▶ [WHAT THE TASK ASKS]
Wherever the word "title" appears in a line, extract that line.

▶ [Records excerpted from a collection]
■ ■ ■ ■

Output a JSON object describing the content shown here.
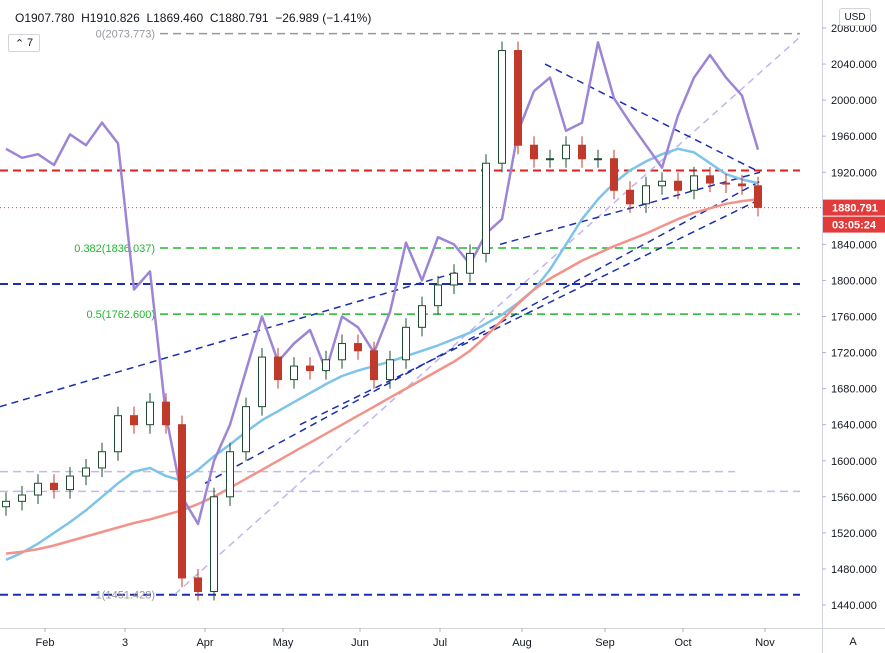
{
  "header": {
    "open": "O1907.780",
    "high": "H1910.826",
    "low": "L1869.460",
    "close": "C1880.791",
    "change": "−26.989 (−1.41%)"
  },
  "indicator_count": "7",
  "currency": "USD",
  "auto_button": "A",
  "colors": {
    "up": "#1e4d30",
    "down": "#c0392b",
    "sma_blue": "#7ec3ea",
    "sma_red": "#f2938a",
    "purple": "#9d85d6",
    "trend_blue": "#1a2fb0",
    "fib_green": "#22b532",
    "red_level": "#e01f1f",
    "price_tag": "#e23b3b"
  },
  "chart_data": {
    "type": "line",
    "price_scale": {
      "min": 1430,
      "max": 2095,
      "ticks": [
        2080,
        2040,
        2000,
        1960,
        1920,
        1880,
        1840,
        1800,
        1760,
        1720,
        1680,
        1640,
        1600,
        1560,
        1520,
        1480,
        1440
      ]
    },
    "x_ticks": [
      "Feb",
      "3",
      "Apr",
      "May",
      "Jun",
      "Jul",
      "Aug",
      "Sep",
      "Oct",
      "Nov"
    ],
    "last_price": "1880.791",
    "countdown": "03:05:24",
    "fib_labels": [
      {
        "label": "0(2073.773)",
        "value": 2073.773
      },
      {
        "label": "0.382(1836.037)",
        "value": 1836.037
      },
      {
        "label": "0.5(1762.600)",
        "value": 1762.6
      },
      {
        "label": "1(1451.428)",
        "value": 1451.428
      }
    ],
    "horizontal_levels": [
      {
        "name": "red-level",
        "value": 1922
      },
      {
        "name": "blue-level",
        "value": 1796
      },
      {
        "name": "lavender-upper",
        "value": 1588
      },
      {
        "name": "lavender-lower",
        "value": 1566
      }
    ],
    "series": [
      {
        "name": "sma-blue",
        "values": [
          1490,
          1498,
          1508,
          1520,
          1532,
          1545,
          1560,
          1575,
          1588,
          1592,
          1583,
          1578,
          1590,
          1605,
          1618,
          1632,
          1645,
          1655,
          1665,
          1675,
          1685,
          1694,
          1700,
          1705,
          1710,
          1716,
          1722,
          1728,
          1735,
          1742,
          1752,
          1762,
          1775,
          1790,
          1812,
          1840,
          1868,
          1890,
          1908,
          1922,
          1932,
          1940,
          1946,
          1942,
          1930,
          1918,
          1912,
          1908
        ]
      },
      {
        "name": "sma-red",
        "values": [
          1497,
          1499,
          1502,
          1506,
          1511,
          1516,
          1521,
          1526,
          1531,
          1535,
          1540,
          1545,
          1552,
          1560,
          1570,
          1580,
          1590,
          1600,
          1610,
          1620,
          1630,
          1640,
          1650,
          1660,
          1670,
          1680,
          1690,
          1700,
          1710,
          1722,
          1738,
          1756,
          1774,
          1790,
          1802,
          1812,
          1822,
          1830,
          1838,
          1845,
          1852,
          1860,
          1868,
          1875,
          1880,
          1885,
          1888,
          1890
        ]
      },
      {
        "name": "purple-overlay",
        "values": [
          1946,
          1936,
          1940,
          1928,
          1962,
          1950,
          1975,
          1952,
          1790,
          1810,
          1650,
          1560,
          1530,
          1600,
          1640,
          1700,
          1760,
          1710,
          1730,
          1745,
          1700,
          1760,
          1748,
          1720,
          1765,
          1842,
          1800,
          1848,
          1840,
          1818,
          1852,
          1868,
          1965,
          2010,
          2025,
          1966,
          1975,
          2064,
          2002,
          1975,
          1950,
          1925,
          1983,
          2025,
          2050,
          2025,
          2005,
          1945
        ]
      },
      {
        "name": "close",
        "values": [
          1555,
          1562,
          1575,
          1568,
          1583,
          1592,
          1610,
          1650,
          1640,
          1665,
          1640,
          1470,
          1455,
          1560,
          1610,
          1660,
          1715,
          1690,
          1705,
          1700,
          1712,
          1730,
          1722,
          1690,
          1712,
          1748,
          1772,
          1795,
          1808,
          1830,
          1930,
          2055,
          1950,
          1935,
          1935,
          1950,
          1935,
          1935,
          1900,
          1885,
          1905,
          1910,
          1900,
          1916,
          1908,
          1907,
          1905,
          1881
        ]
      }
    ]
  }
}
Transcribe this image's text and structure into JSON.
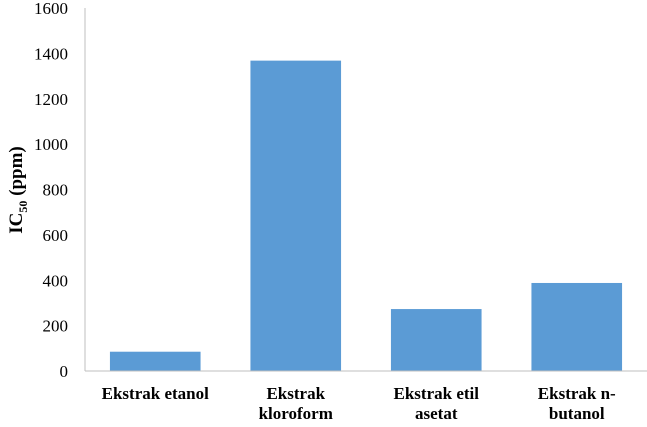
{
  "chart_data": {
    "type": "bar",
    "categories": [
      [
        "Ekstrak etanol"
      ],
      [
        "Ekstrak",
        "kloroform"
      ],
      [
        "Ekstrak etil",
        "asetat"
      ],
      [
        "Ekstrak n-",
        "butanol"
      ]
    ],
    "series": [
      {
        "values": [
          85,
          1368,
          273,
          388
        ],
        "color": "#5b9bd5"
      }
    ],
    "ylabel": {
      "main": "IC",
      "sub": "50",
      "rest": " (ppm)"
    },
    "ylim": [
      0,
      1600
    ],
    "yticks": [
      "0",
      "200",
      "400",
      "600",
      "800",
      "1000",
      "1200",
      "1400",
      "1600"
    ],
    "grid": false,
    "legend": "none"
  }
}
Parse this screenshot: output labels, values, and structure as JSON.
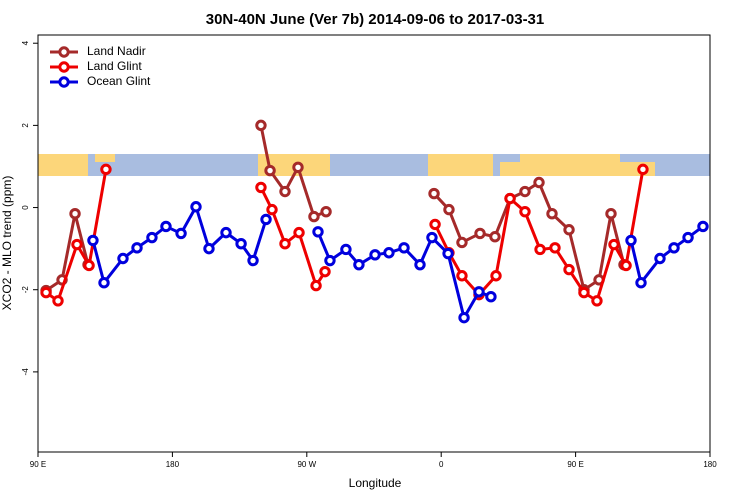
{
  "chart_data": {
    "type": "line",
    "title": "30N-40N June (Ver 7b)   2014-09-06 to 2017-03-31",
    "x_label": "Longitude",
    "y_label": "XCO2 - MLO trend (ppm)",
    "xlim": [
      90,
      540
    ],
    "ylim": [
      -5.95,
      4.2
    ],
    "xticks": [
      {
        "value": 90,
        "label": "90 E"
      },
      {
        "value": 180,
        "label": "180"
      },
      {
        "value": 270,
        "label": "90 W"
      },
      {
        "value": 360,
        "label": "0"
      },
      {
        "value": 450,
        "label": "90 E"
      },
      {
        "value": 540,
        "label": "180"
      }
    ],
    "yticks": [
      4,
      2,
      0,
      -2,
      -4
    ],
    "legend": "top-left",
    "series": [
      {
        "name": "Land Nadir",
        "color": "#a52a2a",
        "x": [
          95.4,
          106.1,
          114.8,
          123.5,
          null,
          239.3,
          245.4,
          255.4,
          264.1,
          274.8,
          282.9,
          null,
          355.2,
          365.2,
          373.9,
          386.0,
          396.0,
          406.1,
          416.1,
          425.5,
          434.2,
          445.6,
          455.6,
          465.7,
          473.7,
          482.4
        ],
        "values": [
          -2.02,
          -1.76,
          -0.15,
          -1.39,
          null,
          2.0,
          0.9,
          0.39,
          0.98,
          -0.22,
          -0.1,
          null,
          0.34,
          -0.05,
          -0.85,
          -0.63,
          -0.71,
          0.22,
          0.39,
          0.61,
          -0.15,
          -0.54,
          -2.0,
          -1.76,
          -0.15,
          -1.39
        ]
      },
      {
        "name": "Land Glint",
        "color": "#ee0000",
        "x": [
          95.4,
          103.4,
          116.1,
          124.2,
          135.5,
          null,
          239.3,
          246.7,
          255.4,
          264.8,
          276.2,
          282.2,
          null,
          355.9,
          365.2,
          373.9,
          385.3,
          396.7,
          406.1,
          416.1,
          426.2,
          436.2,
          445.6,
          455.6,
          464.3,
          475.7,
          483.8,
          495.1
        ],
        "values": [
          -2.07,
          -2.27,
          -0.9,
          -1.41,
          0.93,
          null,
          0.49,
          -0.05,
          -0.88,
          -0.61,
          -1.9,
          -1.56,
          null,
          -0.41,
          -1.1,
          -1.66,
          -2.12,
          -1.66,
          0.22,
          -0.1,
          -1.02,
          -0.98,
          -1.51,
          -2.07,
          -2.27,
          -0.9,
          -1.41,
          0.93
        ]
      },
      {
        "name": "Ocean Glint",
        "color": "#0000dd",
        "x": [
          126.8,
          134.2,
          146.9,
          156.3,
          166.3,
          175.7,
          185.8,
          195.8,
          204.5,
          215.9,
          226.0,
          234.0,
          242.7,
          null,
          277.5,
          285.5,
          296.2,
          304.9,
          315.7,
          325.0,
          335.1,
          345.8,
          353.8,
          364.6,
          375.3,
          385.3,
          393.3,
          null,
          487.1,
          493.8,
          506.5,
          515.9,
          525.3,
          535.3
        ],
        "values": [
          -0.8,
          -1.83,
          -1.24,
          -0.98,
          -0.73,
          -0.46,
          -0.63,
          0.02,
          -1.0,
          -0.61,
          -0.88,
          -1.29,
          -0.29,
          null,
          -0.59,
          -1.29,
          -1.02,
          -1.39,
          -1.15,
          -1.1,
          -0.98,
          -1.39,
          -0.73,
          -1.12,
          -2.68,
          -2.05,
          -2.17,
          null,
          -0.8,
          -1.83,
          -1.24,
          -0.98,
          -0.73,
          -0.46
        ]
      }
    ]
  }
}
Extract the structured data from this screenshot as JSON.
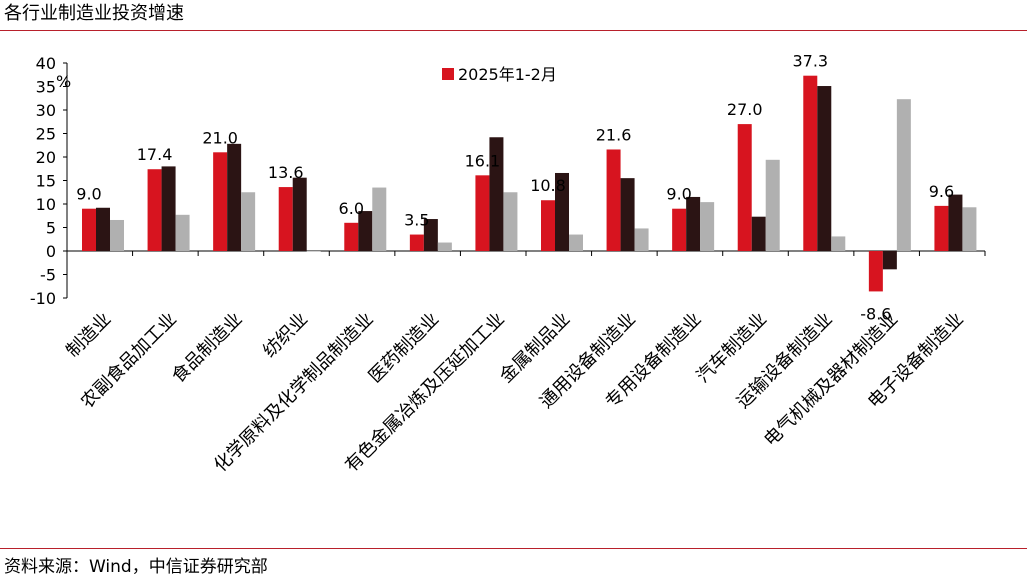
{
  "title": "各行业制造业投资增速",
  "source": "资料来源：Wind，中信证券研究部",
  "chart_data": {
    "type": "bar",
    "ylabel": "%",
    "ylim": [
      -10,
      40
    ],
    "yticks": [
      -10,
      -5,
      0,
      5,
      10,
      15,
      20,
      25,
      30,
      35,
      40
    ],
    "grid": false,
    "legend_position": "top-center",
    "categories": [
      "制造业",
      "农副食品加工业",
      "食品制造业",
      "纺织业",
      "化学原料及化学制品制造业",
      "医药制造业",
      "有色金属冶炼及压延加工业",
      "金属制品业",
      "通用设备制造业",
      "专用设备制造业",
      "汽车制造业",
      "运输设备制造业",
      "电气机械及器材制造业",
      "电子设备制造业"
    ],
    "series": [
      {
        "name": "2025年1-2月",
        "color": "#d7141f",
        "values": [
          9.0,
          17.4,
          21.0,
          13.6,
          6.0,
          3.5,
          16.1,
          10.8,
          21.6,
          9.0,
          27.0,
          37.3,
          -8.6,
          9.6
        ],
        "show_labels": true
      },
      {
        "name": "",
        "color": "#2b1414",
        "values": [
          9.2,
          18.0,
          22.8,
          15.6,
          8.5,
          6.8,
          24.2,
          16.6,
          15.5,
          11.5,
          7.3,
          35.1,
          -3.9,
          12.0
        ],
        "show_labels": false
      },
      {
        "name": "",
        "color": "#b0b0b0",
        "values": [
          6.6,
          7.7,
          12.5,
          -0.1,
          13.5,
          1.8,
          12.5,
          3.5,
          4.8,
          10.4,
          19.4,
          3.1,
          32.3,
          9.3
        ],
        "show_labels": false
      }
    ],
    "data_labels": [
      "9.0",
      "17.4",
      "21.0",
      "13.6",
      "6.0",
      "3.5",
      "16.1",
      "10.8",
      "21.6",
      "9.0",
      "27.0",
      "37.3",
      "-8.6",
      "9.6"
    ]
  }
}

■ ■ ■ ■

▶ [THE RESULT]
    "title": "30N-40N June (Ver 7b)   2014-09-06 to 2017-03-31",
  "title": "各行业制造业投资增速",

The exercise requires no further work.